Problem requirements
Copy, from the entries below, each line in which the string "JSON" appears.

Source material

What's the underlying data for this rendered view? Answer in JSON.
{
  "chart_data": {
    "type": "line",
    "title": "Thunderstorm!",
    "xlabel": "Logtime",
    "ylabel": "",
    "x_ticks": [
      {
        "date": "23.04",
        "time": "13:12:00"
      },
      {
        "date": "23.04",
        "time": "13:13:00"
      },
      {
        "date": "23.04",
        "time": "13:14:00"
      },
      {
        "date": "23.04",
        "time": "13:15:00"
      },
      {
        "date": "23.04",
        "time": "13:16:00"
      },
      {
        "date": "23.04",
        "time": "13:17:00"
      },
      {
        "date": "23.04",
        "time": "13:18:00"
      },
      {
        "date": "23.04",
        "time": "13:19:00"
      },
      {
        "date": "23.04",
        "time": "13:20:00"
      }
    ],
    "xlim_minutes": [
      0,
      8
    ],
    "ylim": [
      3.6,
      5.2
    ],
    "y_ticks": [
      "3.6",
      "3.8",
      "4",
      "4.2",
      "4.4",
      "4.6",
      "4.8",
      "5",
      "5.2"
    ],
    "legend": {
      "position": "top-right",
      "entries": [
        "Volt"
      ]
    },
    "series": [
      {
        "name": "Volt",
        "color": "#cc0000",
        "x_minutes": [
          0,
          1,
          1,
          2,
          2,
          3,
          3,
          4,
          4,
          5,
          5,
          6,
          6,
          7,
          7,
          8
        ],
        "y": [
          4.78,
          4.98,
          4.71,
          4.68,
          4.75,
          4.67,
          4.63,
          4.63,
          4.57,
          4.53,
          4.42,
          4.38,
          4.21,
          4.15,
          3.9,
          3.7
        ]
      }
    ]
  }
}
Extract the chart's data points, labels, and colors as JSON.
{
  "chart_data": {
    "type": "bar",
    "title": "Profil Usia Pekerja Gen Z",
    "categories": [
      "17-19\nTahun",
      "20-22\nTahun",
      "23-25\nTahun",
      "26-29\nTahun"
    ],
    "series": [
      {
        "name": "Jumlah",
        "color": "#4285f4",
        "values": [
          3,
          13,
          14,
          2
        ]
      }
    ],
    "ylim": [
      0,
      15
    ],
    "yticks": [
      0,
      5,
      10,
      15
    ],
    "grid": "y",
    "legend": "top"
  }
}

Full solution
What's the underlying data for this rendered view? Answer in JSON.
Extract the chart's data points, labels, and colors as JSON.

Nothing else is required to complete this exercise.